Stored dataset items =>

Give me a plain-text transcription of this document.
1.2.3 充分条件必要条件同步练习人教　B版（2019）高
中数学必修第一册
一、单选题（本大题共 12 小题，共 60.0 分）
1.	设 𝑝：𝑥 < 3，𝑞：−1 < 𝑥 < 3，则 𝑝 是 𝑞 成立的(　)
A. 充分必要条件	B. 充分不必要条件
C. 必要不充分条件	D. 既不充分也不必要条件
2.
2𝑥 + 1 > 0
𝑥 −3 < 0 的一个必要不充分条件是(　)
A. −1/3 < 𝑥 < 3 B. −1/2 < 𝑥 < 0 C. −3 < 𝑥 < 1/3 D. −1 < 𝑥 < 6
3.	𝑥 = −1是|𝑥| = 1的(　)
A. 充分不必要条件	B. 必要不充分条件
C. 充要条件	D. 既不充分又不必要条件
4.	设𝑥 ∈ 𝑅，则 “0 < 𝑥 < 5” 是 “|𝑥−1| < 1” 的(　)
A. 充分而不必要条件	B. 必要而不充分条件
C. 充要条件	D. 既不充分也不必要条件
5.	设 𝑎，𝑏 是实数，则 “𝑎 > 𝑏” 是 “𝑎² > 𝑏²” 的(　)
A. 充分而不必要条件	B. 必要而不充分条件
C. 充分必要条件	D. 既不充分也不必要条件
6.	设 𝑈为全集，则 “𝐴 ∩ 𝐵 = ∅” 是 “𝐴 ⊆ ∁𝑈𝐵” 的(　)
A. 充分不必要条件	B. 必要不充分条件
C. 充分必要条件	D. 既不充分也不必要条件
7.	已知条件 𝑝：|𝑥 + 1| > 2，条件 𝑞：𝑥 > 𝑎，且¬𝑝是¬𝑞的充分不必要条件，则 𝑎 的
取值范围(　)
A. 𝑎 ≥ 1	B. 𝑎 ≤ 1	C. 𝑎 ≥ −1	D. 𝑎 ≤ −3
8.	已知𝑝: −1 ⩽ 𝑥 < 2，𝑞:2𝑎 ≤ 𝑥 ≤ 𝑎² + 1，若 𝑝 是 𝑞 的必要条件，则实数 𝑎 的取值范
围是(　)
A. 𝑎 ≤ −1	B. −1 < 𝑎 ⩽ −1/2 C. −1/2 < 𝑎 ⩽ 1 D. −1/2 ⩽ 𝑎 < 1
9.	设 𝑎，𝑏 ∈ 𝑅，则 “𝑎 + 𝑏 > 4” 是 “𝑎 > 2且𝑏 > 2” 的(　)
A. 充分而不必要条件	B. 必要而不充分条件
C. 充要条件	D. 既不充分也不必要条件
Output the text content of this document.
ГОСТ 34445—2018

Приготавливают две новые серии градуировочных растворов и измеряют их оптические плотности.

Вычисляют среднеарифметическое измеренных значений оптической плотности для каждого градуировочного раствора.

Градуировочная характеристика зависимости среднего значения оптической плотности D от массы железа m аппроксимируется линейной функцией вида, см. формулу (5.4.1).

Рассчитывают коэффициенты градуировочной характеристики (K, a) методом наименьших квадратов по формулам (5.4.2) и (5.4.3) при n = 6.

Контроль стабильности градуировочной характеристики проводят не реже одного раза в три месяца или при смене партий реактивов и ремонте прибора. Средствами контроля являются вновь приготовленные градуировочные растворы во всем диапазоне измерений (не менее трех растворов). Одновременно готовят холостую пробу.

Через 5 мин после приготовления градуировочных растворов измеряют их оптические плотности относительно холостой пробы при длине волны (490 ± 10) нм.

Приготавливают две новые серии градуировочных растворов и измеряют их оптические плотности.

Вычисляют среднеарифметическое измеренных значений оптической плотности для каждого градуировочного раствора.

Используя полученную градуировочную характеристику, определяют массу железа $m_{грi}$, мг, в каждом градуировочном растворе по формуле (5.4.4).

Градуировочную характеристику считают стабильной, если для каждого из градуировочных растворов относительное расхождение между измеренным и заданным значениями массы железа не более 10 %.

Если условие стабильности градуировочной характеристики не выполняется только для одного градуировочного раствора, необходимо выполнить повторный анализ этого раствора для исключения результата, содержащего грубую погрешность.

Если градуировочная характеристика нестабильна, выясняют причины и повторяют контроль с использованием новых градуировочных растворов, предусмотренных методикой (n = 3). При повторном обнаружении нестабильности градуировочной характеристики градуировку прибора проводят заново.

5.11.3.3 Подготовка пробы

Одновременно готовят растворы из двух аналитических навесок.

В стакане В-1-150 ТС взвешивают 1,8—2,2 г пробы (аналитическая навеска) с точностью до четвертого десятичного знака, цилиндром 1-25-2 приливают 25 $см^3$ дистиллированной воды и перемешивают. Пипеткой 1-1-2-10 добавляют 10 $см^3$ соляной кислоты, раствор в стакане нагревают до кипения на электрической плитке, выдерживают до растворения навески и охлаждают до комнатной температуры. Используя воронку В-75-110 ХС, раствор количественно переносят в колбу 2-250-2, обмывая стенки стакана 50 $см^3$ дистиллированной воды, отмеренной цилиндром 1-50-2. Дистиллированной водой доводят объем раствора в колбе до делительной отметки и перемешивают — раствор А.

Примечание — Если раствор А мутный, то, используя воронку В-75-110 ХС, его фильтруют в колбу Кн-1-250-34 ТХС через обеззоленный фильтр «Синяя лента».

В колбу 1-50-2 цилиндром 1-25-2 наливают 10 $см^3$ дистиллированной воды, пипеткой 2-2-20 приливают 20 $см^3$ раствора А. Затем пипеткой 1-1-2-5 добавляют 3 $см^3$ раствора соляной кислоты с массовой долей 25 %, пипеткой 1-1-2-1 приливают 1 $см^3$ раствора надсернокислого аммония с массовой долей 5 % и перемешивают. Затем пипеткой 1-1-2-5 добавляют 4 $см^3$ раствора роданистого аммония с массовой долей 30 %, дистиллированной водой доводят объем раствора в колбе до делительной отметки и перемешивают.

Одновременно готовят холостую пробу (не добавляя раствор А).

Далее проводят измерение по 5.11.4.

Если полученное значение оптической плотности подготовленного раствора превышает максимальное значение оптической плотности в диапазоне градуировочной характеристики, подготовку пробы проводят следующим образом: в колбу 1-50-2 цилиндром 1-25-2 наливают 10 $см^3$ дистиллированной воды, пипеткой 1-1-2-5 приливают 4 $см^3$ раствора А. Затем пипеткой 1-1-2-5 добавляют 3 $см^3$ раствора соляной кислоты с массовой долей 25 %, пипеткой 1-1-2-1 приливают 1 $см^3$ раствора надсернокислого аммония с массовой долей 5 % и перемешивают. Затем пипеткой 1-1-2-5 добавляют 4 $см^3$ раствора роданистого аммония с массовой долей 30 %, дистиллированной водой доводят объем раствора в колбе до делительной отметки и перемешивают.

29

TO BE DONE => Pick out every line of the listing containing the word "делительной", and show those lines.

TASK OUTPUT =>
В стакане В-1-150 ТС взвешивают 1,8—2,2 г пробы (аналитическая навеска) с точностью до четвертого десятичного знака, цилиндром 1-25-2 приливают 25 $см^3$ дистиллированной воды и перемешивают. Пипеткой 1-1-2-10 добавляют 10 $см^3$ соляной кислоты, раствор в стакане нагревают до кипения на электрической плитке, выдерживают до растворения навески и охлаждают до комнатной температуры. Используя воронку В-75-110 ХС, раствор количественно переносят в колбу 2-250-2, обмывая стенки стакана 50 $см^3$ дистиллированной воды, отмеренной цилиндром 1-50-2. Дистиллированной водой доводят объем раствора в колбе до делительной отметки и перемешивают — раствор А.
В колбу 1-50-2 цилиндром 1-25-2 наливают 10 $см^3$ дистиллированной воды, пипеткой 2-2-20 приливают 20 $см^3$ раствора А. Затем пипеткой 1-1-2-5 добавляют 3 $см^3$ раствора соляной кислоты с массовой долей 25 %, пипеткой 1-1-2-1 приливают 1 $см^3$ раствора надсернокислого аммония с массовой долей 5 % и перемешивают. Затем пипеткой 1-1-2-5 добавляют 4 $см^3$ раствора роданистого аммония с массовой долей 30 %, дистиллированной водой доводят объем раствора в колбе до делительной отметки и перемешивают.
Если полученное значение оптической плотности подготовленного раствора превышает максимальное значение оптической плотности в диапазоне градуировочной характеристики, подготовку пробы проводят следующим образом: в колбу 1-50-2 цилиндром 1-25-2 наливают 10 $см^3$ дистиллированной воды, пипеткой 1-1-2-5 приливают 4 $см^3$ раствора А. Затем пипеткой 1-1-2-5 добавляют 3 $см^3$ раствора соляной кислоты с массовой долей 25 %, пипеткой 1-1-2-1 приливают 1 $см^3$ раствора надсернокислого аммония с массовой долей 5 % и перемешивают. Затем пипеткой 1-1-2-5 добавляют 4 $см^3$ раствора роданистого аммония с массовой долей 30 %, дистиллированной водой доводят объем раствора в колбе до делительной отметки и перемешивают.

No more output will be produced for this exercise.